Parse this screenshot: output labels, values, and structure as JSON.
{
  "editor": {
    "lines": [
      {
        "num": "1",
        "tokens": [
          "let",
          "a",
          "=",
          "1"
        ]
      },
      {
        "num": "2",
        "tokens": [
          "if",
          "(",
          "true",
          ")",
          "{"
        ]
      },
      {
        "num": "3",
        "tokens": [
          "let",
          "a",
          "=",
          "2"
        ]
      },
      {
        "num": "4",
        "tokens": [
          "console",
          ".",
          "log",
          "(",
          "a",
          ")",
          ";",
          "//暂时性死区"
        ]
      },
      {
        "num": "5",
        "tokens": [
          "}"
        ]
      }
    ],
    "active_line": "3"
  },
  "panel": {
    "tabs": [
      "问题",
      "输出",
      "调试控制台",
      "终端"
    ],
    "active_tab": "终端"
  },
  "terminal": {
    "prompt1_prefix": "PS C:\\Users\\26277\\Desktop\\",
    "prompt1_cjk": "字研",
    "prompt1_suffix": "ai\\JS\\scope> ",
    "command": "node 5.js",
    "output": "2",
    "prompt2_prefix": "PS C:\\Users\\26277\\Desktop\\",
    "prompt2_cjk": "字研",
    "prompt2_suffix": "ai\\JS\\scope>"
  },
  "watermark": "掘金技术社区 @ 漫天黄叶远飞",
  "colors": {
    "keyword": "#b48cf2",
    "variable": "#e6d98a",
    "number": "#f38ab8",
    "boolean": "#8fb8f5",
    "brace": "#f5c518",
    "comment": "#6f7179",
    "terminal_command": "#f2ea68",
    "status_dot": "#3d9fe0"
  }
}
-----
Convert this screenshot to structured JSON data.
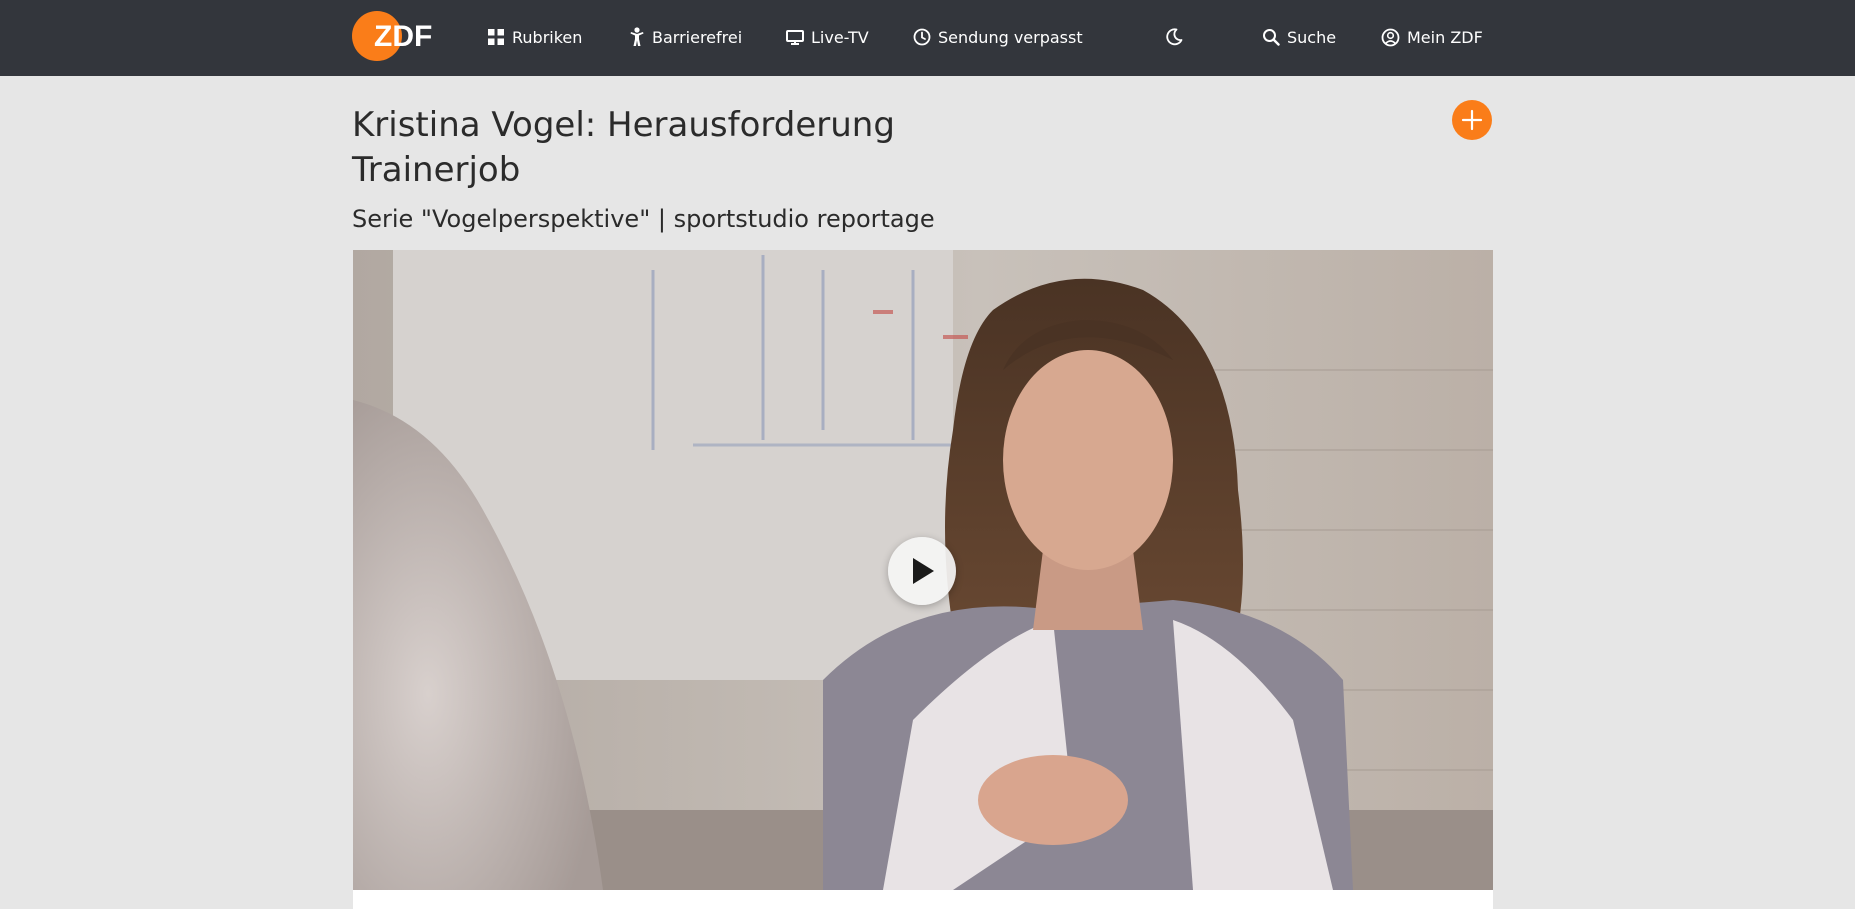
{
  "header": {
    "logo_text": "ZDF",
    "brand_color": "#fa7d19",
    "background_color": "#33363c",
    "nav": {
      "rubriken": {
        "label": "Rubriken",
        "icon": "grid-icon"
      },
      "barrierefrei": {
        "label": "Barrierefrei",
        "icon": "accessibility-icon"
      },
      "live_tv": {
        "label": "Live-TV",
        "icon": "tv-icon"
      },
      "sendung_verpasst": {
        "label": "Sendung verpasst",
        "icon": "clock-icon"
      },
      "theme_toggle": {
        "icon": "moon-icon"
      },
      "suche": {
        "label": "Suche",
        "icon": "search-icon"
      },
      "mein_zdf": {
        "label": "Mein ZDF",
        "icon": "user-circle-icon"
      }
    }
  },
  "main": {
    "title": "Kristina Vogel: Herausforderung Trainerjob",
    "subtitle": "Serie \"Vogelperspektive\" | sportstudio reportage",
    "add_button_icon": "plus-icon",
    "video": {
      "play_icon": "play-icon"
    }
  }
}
-----
**THE EXERCISE**: In the material above, find the lines that contain "scope" and show them.

**OUTPUT OF THE EXERCISE**:
    "prompt1_suffix": "ai\\JS\\scope> ",
    "prompt2_suffix": "ai\\JS\\scope>"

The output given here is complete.